[Short problem] Return the line containing "Read out every word on this page." and all lines after it exactly; stop at the end of the material.

[Records for this task]
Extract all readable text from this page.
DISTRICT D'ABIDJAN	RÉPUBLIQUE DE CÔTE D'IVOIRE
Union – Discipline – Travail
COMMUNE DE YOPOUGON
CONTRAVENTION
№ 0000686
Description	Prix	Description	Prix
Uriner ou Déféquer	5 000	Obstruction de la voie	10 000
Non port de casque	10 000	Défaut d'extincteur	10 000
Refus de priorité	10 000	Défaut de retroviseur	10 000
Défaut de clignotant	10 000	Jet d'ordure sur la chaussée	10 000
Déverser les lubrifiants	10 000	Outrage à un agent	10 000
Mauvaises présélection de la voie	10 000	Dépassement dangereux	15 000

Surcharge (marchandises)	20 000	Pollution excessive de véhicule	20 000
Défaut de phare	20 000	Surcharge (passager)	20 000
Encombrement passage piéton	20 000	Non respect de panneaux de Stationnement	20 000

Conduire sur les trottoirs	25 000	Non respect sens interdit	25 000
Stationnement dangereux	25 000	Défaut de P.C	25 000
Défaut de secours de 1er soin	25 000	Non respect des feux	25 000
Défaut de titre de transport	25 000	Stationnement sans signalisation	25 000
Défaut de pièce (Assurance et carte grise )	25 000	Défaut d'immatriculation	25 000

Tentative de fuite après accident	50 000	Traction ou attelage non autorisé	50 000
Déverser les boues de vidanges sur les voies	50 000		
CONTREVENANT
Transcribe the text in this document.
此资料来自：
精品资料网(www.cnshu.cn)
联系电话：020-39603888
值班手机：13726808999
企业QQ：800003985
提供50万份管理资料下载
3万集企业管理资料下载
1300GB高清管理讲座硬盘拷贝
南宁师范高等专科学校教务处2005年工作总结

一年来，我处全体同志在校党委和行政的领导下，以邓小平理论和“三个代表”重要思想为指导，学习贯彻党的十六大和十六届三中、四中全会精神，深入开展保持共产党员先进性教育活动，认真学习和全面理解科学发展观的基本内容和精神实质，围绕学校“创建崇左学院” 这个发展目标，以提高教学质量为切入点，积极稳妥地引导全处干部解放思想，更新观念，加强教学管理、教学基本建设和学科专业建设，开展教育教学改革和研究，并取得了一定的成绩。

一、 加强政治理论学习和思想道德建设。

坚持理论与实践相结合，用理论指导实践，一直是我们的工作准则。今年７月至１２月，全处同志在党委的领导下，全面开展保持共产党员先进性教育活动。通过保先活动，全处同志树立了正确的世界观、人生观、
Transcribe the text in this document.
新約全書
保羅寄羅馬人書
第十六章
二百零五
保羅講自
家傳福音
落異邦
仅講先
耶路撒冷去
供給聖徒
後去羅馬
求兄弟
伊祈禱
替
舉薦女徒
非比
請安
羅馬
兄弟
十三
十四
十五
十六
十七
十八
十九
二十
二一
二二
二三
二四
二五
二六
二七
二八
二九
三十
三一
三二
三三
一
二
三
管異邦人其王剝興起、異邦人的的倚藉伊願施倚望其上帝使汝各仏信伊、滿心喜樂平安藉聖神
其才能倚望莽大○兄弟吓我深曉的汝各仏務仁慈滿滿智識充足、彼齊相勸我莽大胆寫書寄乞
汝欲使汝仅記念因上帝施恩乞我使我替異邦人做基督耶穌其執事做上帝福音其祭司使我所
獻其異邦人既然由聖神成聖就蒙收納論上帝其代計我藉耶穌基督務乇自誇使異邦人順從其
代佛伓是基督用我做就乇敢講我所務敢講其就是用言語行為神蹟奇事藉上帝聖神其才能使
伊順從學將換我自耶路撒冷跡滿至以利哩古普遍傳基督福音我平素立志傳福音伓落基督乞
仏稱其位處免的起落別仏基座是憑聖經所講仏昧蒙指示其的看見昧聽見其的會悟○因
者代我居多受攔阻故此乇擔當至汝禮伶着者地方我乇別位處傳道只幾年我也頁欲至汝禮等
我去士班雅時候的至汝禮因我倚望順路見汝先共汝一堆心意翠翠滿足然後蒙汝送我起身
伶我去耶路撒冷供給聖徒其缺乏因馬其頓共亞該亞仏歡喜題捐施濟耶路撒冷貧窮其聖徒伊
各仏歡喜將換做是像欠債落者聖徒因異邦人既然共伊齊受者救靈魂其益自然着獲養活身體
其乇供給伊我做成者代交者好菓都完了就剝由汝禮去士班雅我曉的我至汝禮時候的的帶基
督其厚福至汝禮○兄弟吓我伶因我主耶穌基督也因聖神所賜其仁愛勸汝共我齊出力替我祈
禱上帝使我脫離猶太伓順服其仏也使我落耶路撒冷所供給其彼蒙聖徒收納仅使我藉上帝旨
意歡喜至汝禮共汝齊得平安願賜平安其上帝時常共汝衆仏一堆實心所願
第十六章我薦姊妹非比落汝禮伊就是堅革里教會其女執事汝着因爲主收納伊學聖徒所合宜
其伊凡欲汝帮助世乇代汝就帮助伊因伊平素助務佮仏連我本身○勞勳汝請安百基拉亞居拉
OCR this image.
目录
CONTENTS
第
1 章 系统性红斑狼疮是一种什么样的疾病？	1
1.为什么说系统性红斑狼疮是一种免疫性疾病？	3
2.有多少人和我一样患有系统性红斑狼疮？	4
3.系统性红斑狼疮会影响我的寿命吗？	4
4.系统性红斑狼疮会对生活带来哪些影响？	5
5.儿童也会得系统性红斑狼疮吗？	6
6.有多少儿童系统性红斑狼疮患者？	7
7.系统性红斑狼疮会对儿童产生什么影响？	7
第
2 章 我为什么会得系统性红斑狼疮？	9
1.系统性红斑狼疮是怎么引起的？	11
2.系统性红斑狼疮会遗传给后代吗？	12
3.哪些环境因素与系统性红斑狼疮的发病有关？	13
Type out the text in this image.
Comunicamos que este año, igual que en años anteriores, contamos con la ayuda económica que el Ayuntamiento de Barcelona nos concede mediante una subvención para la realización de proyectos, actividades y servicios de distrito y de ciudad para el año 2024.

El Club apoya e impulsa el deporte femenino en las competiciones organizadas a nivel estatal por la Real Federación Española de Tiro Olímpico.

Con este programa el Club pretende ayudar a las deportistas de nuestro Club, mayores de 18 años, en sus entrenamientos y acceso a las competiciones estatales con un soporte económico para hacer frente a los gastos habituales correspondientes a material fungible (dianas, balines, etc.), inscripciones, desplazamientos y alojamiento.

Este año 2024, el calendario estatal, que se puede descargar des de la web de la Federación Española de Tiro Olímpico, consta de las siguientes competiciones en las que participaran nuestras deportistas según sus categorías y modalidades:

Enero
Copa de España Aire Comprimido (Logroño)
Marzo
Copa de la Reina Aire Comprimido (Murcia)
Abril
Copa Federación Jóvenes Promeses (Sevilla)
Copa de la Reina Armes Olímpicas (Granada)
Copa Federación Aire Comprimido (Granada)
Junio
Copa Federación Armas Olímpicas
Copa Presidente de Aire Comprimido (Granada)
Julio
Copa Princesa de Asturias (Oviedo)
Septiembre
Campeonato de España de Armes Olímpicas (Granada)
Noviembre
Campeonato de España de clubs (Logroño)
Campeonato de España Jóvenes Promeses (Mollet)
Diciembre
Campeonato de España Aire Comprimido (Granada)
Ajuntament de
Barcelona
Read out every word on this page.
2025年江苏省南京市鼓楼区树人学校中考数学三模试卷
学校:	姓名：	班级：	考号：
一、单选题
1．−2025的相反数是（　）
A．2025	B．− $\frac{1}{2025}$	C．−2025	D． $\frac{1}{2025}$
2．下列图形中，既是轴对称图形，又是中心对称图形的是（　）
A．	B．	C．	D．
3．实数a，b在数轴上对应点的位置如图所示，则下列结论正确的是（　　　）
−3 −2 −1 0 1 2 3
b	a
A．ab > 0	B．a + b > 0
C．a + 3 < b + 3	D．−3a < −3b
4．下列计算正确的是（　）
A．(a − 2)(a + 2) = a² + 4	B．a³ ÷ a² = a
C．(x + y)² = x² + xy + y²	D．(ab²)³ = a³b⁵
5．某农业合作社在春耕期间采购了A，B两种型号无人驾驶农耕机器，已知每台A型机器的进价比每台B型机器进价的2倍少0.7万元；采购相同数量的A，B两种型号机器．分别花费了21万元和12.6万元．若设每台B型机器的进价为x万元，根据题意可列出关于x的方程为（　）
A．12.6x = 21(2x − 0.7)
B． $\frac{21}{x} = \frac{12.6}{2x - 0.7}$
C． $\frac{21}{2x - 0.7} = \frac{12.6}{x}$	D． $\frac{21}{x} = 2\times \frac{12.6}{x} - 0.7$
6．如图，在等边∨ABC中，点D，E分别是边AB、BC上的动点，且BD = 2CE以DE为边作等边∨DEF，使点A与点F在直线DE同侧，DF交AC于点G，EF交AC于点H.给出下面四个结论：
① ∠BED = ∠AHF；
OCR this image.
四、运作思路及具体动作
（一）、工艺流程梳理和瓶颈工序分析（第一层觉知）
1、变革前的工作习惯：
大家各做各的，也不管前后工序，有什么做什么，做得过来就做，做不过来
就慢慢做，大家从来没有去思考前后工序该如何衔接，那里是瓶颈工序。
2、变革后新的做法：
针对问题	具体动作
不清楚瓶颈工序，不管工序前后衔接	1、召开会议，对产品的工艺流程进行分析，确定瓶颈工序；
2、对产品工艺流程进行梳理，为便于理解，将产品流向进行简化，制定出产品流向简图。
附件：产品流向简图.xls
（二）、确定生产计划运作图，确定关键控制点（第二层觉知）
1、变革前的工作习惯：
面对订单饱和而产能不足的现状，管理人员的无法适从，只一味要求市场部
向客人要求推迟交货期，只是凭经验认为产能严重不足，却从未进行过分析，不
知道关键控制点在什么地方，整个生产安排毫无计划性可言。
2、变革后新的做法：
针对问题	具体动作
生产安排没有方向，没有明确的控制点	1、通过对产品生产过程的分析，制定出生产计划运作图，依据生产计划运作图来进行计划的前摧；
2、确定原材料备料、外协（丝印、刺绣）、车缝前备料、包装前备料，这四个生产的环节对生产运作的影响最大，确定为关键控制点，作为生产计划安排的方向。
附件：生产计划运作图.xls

[Answer to the task]
Read out every word on this page.
2025年江苏省南京市鼓楼区树人学校中考数学三模试卷
学校:	姓名：	班级：	考号：
一、单选题
1．−2025的相反数是（　）
A．2025	B．− $\frac{1}{2025}$	C．−2025	D． $\frac{1}{2025}$
2．下列图形中，既是轴对称图形，又是中心对称图形的是（　）
A．	B．	C．	D．
3．实数a，b在数轴上对应点的位置如图所示，则下列结论正确的是（　　　）
−3 −2 −1 0 1 2 3
b	a
A．ab > 0	B．a + b > 0
C．a + 3 < b + 3	D．−3a < −3b
4．下列计算正确的是（　）
A．(a − 2)(a + 2) = a² + 4	B．a³ ÷ a² = a
C．(x + y)² = x² + xy + y²	D．(ab²)³ = a³b⁵
5．某农业合作社在春耕期间采购了A，B两种型号无人驾驶农耕机器，已知每台A型机器的进价比每台B型机器进价的2倍少0.7万元；采购相同数量的A，B两种型号机器．分别花费了21万元和12.6万元．若设每台B型机器的进价为x万元，根据题意可列出关于x的方程为（　）
A．12.6x = 21(2x − 0.7)
B． $\frac{21}{x} = \frac{12.6}{2x - 0.7}$
C． $\frac{21}{2x - 0.7} = \frac{12.6}{x}$	D． $\frac{21}{x} = 2\times \frac{12.6}{x} - 0.7$
6．如图，在等边∨ABC中，点D，E分别是边AB、BC上的动点，且BD = 2CE以DE为边作等边∨DEF，使点A与点F在直线DE同侧，DF交AC于点G，EF交AC于点H.给出下面四个结论：
① ∠BED = ∠AHF；
OCR this image.
四、运作思路及具体动作
（一）、工艺流程梳理和瓶颈工序分析（第一层觉知）
1、变革前的工作习惯：
大家各做各的，也不管前后工序，有什么做什么，做得过来就做，做不过来
就慢慢做，大家从来没有去思考前后工序该如何衔接，那里是瓶颈工序。
2、变革后新的做法：
针对问题	具体动作
不清楚瓶颈工序，不管工序前后衔接	1、召开会议，对产品的工艺流程进行分析，确定瓶颈工序；
2、对产品工艺流程进行梳理，为便于理解，将产品流向进行简化，制定出产品流向简图。
附件：产品流向简图.xls
（二）、确定生产计划运作图，确定关键控制点（第二层觉知）
1、变革前的工作习惯：
面对订单饱和而产能不足的现状，管理人员的无法适从，只一味要求市场部
向客人要求推迟交货期，只是凭经验认为产能严重不足，却从未进行过分析，不
知道关键控制点在什么地方，整个生产安排毫无计划性可言。
2、变革后新的做法：
针对问题	具体动作
生产安排没有方向，没有明确的控制点	1、通过对产品生产过程的分析，制定出生产计划运作图，依据生产计划运作图来进行计划的前摧；
2、确定原材料备料、外协（丝印、刺绣）、车缝前备料、包装前备料，这四个生产的环节对生产运作的影响最大，确定为关键控制点，作为生产计划安排的方向。
附件：生产计划运作图.xls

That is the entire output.